• **The task**
Reproduce all entries verbatim, with nothing added or dropped.

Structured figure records
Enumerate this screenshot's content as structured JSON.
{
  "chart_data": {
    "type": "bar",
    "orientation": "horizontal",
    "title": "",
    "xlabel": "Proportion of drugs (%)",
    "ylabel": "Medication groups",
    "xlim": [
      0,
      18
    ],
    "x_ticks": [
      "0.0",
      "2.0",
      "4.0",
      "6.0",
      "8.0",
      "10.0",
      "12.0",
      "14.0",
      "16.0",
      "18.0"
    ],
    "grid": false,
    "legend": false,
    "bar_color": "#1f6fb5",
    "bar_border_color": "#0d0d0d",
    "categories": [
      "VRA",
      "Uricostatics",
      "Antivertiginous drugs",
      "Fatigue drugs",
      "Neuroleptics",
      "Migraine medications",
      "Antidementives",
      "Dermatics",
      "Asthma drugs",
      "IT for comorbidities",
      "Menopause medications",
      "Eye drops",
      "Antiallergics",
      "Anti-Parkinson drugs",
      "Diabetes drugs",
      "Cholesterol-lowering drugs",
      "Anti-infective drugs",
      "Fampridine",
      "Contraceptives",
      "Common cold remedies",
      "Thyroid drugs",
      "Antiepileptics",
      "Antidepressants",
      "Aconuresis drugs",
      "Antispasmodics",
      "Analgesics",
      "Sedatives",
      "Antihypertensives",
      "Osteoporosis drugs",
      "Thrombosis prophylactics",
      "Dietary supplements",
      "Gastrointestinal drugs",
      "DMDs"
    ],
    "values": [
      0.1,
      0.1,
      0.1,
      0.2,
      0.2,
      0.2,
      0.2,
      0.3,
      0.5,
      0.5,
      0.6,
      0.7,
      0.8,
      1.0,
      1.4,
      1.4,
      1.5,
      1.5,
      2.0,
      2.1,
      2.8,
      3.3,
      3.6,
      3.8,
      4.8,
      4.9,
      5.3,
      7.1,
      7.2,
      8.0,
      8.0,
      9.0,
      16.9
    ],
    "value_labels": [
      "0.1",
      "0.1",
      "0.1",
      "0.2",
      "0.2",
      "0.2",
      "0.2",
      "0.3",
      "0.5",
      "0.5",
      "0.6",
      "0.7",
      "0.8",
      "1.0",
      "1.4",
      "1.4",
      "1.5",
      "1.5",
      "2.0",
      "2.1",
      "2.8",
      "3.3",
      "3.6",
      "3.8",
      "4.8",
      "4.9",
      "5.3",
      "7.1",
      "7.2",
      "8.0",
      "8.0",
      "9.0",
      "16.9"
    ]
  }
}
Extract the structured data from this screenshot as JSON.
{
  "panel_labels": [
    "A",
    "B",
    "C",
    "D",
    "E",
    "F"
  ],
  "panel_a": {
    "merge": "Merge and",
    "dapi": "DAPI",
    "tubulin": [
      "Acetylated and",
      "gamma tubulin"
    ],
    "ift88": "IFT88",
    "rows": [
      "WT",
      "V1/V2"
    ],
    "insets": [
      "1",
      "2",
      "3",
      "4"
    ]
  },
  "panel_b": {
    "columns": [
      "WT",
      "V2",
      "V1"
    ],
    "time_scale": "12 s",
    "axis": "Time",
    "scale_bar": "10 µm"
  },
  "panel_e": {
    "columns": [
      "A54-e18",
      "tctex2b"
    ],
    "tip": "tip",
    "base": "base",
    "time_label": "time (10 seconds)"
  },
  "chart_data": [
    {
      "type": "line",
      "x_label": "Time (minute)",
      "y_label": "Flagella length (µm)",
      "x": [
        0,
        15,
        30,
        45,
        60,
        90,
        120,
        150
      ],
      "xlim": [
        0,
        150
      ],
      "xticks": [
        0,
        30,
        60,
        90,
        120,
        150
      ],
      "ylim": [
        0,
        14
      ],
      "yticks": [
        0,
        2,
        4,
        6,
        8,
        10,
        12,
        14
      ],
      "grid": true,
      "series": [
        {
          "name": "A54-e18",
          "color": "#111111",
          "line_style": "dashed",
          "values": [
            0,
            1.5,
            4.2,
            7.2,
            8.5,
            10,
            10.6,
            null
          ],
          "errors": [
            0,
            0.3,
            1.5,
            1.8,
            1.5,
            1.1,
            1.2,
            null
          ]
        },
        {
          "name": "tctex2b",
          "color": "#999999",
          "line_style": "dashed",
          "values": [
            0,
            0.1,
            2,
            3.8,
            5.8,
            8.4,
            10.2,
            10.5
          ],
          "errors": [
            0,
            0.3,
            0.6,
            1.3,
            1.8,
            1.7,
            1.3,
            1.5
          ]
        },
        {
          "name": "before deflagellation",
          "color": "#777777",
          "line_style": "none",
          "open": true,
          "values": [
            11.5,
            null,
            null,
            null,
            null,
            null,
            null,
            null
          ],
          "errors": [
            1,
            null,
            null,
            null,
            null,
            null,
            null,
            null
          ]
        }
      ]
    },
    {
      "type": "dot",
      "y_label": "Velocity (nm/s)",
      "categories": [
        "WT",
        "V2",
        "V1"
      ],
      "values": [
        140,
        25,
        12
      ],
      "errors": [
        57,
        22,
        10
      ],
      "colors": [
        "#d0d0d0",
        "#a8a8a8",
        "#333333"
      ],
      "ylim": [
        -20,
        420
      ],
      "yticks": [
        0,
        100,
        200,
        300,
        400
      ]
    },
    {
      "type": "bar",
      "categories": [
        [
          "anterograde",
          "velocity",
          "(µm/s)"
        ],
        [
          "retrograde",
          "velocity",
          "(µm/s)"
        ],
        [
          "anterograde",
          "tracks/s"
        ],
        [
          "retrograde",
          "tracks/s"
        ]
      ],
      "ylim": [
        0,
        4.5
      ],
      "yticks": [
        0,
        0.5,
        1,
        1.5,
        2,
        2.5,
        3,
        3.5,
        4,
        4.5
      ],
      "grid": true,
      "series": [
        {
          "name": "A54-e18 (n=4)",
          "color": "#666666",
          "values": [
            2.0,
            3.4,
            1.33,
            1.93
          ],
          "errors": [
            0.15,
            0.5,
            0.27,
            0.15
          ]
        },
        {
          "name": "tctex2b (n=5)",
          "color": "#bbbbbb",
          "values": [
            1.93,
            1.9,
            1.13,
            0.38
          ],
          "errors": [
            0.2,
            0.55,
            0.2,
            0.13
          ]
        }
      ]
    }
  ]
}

• **Task solution**
Enumerate this screenshot's content as structured JSON.
{
  "chart_data": {
    "type": "bar",
    "orientation": "horizontal",
    "title": "",
    "xlabel": "Proportion of drugs (%)",
    "ylabel": "Medication groups",
    "xlim": [
      0,
      18
    ],
    "x_ticks": [
      "0.0",
      "2.0",
      "4.0",
      "6.0",
      "8.0",
      "10.0",
      "12.0",
      "14.0",
      "16.0",
      "18.0"
    ],
    "grid": false,
    "legend": false,
    "bar_color": "#1f6fb5",
    "bar_border_color": "#0d0d0d",
    "categories": [
      "VRA",
      "Uricostatics",
      "Antivertiginous drugs",
      "Fatigue drugs",
      "Neuroleptics",
      "Migraine medications",
      "Antidementives",
      "Dermatics",
      "Asthma drugs",
      "IT for comorbidities",
      "Menopause medications",
      "Eye drops",
      "Antiallergics",
      "Anti-Parkinson drugs",
      "Diabetes drugs",
      "Cholesterol-lowering drugs",
      "Anti-infective drugs",
      "Fampridine",
      "Contraceptives",
      "Common cold remedies",
      "Thyroid drugs",
      "Antiepileptics",
      "Antidepressants",
      "Aconuresis drugs",
      "Antispasmodics",
      "Analgesics",
      "Sedatives",
      "Antihypertensives",
      "Osteoporosis drugs",
      "Thrombosis prophylactics",
      "Dietary supplements",
      "Gastrointestinal drugs",
      "DMDs"
    ],
    "values": [
      0.1,
      0.1,
      0.1,
      0.2,
      0.2,
      0.2,
      0.2,
      0.3,
      0.5,
      0.5,
      0.6,
      0.7,
      0.8,
      1.0,
      1.4,
      1.4,
      1.5,
      1.5,
      2.0,
      2.1,
      2.8,
      3.3,
      3.6,
      3.8,
      4.8,
      4.9,
      5.3,
      7.1,
      7.2,
      8.0,
      8.0,
      9.0,
      16.9
    ],
    "value_labels": [
      "0.1",
      "0.1",
      "0.1",
      "0.2",
      "0.2",
      "0.2",
      "0.2",
      "0.3",
      "0.5",
      "0.5",
      "0.6",
      "0.7",
      "0.8",
      "1.0",
      "1.4",
      "1.4",
      "1.5",
      "1.5",
      "2.0",
      "2.1",
      "2.8",
      "3.3",
      "3.6",
      "3.8",
      "4.8",
      "4.9",
      "5.3",
      "7.1",
      "7.2",
      "8.0",
      "8.0",
      "9.0",
      "16.9"
    ]
  }
}
Extract the structured data from this screenshot as JSON.
{
  "panel_labels": [
    "A",
    "B",
    "C",
    "D",
    "E",
    "F"
  ],
  "panel_a": {
    "merge": "Merge and",
    "dapi": "DAPI",
    "tubulin": [
      "Acetylated and",
      "gamma tubulin"
    ],
    "ift88": "IFT88",
    "rows": [
      "WT",
      "V1/V2"
    ],
    "insets": [
      "1",
      "2",
      "3",
      "4"
    ]
  },
  "panel_b": {
    "columns": [
      "WT",
      "V2",
      "V1"
    ],
    "time_scale": "12 s",
    "axis": "Time",
    "scale_bar": "10 µm"
  },
  "panel_e": {
    "columns": [
      "A54-e18",
      "tctex2b"
    ],
    "tip": "tip",
    "base": "base",
    "time_label": "time (10 seconds)"
  },
  "chart_data": [
    {
      "type": "line",
      "x_label": "Time (minute)",
      "y_label": "Flagella length (µm)",
      "x": [
        0,
        15,
        30,
        45,
        60,
        90,
        120,
        150
      ],
      "xlim": [
        0,
        150
      ],
      "xticks": [
        0,
        30,
        60,
        90,
        120,
        150
      ],
      "ylim": [
        0,
        14
      ],
      "yticks": [
        0,
        2,
        4,
        6,
        8,
        10,
        12,
        14
      ],
      "grid": true,
      "series": [
        {
          "name": "A54-e18",
          "color": "#111111",
          "line_style": "dashed",
          "values": [
            0,
            1.5,
            4.2,
            7.2,
            8.5,
            10,
            10.6,
            null
          ],
          "errors": [
            0,
            0.3,
            1.5,
            1.8,
            1.5,
            1.1,
            1.2,
            null
          ]
        },
        {
          "name": "tctex2b",
          "color": "#999999",
          "line_style": "dashed",
          "values": [
            0,
            0.1,
            2,
            3.8,
            5.8,
            8.4,
            10.2,
            10.5
          ],
          "errors": [
            0,
            0.3,
            0.6,
            1.3,
            1.8,
            1.7,
            1.3,
            1.5
          ]
        },
        {
          "name": "before deflagellation",
          "color": "#777777",
          "line_style": "none",
          "open": true,
          "values": [
            11.5,
            null,
            null,
            null,
            null,
            null,
            null,
            null
          ],
          "errors": [
            1,
            null,
            null,
            null,
            null,
            null,
            null,
            null
          ]
        }
      ]
    },
    {
      "type": "dot",
      "y_label": "Velocity (nm/s)",
      "categories": [
        "WT",
        "V2",
        "V1"
      ],
      "values": [
        140,
        25,
        12
      ],
      "errors": [
        57,
        22,
        10
      ],
      "colors": [
        "#d0d0d0",
        "#a8a8a8",
        "#333333"
      ],
      "ylim": [
        -20,
        420
      ],
      "yticks": [
        0,
        100,
        200,
        300,
        400
      ]
    },
    {
      "type": "bar",
      "categories": [
        [
          "anterograde",
          "velocity",
          "(µm/s)"
        ],
        [
          "retrograde",
          "velocity",
          "(µm/s)"
        ],
        [
          "anterograde",
          "tracks/s"
        ],
        [
          "retrograde",
          "tracks/s"
        ]
      ],
      "ylim": [
        0,
        4.5
      ],
      "yticks": [
        0,
        0.5,
        1,
        1.5,
        2,
        2.5,
        3,
        3.5,
        4,
        4.5
      ],
      "grid": true,
      "series": [
        {
          "name": "A54-e18 (n=4)",
          "color": "#666666",
          "values": [
            2.0,
            3.4,
            1.33,
            1.93
          ],
          "errors": [
            0.15,
            0.5,
            0.27,
            0.15
          ]
        },
        {
          "name": "tctex2b (n=5)",
          "color": "#bbbbbb",
          "values": [
            1.93,
            1.9,
            1.13,
            0.38
          ],
          "errors": [
            0.2,
            0.55,
            0.2,
            0.13
          ]
        }
      ]
    }
  ]
}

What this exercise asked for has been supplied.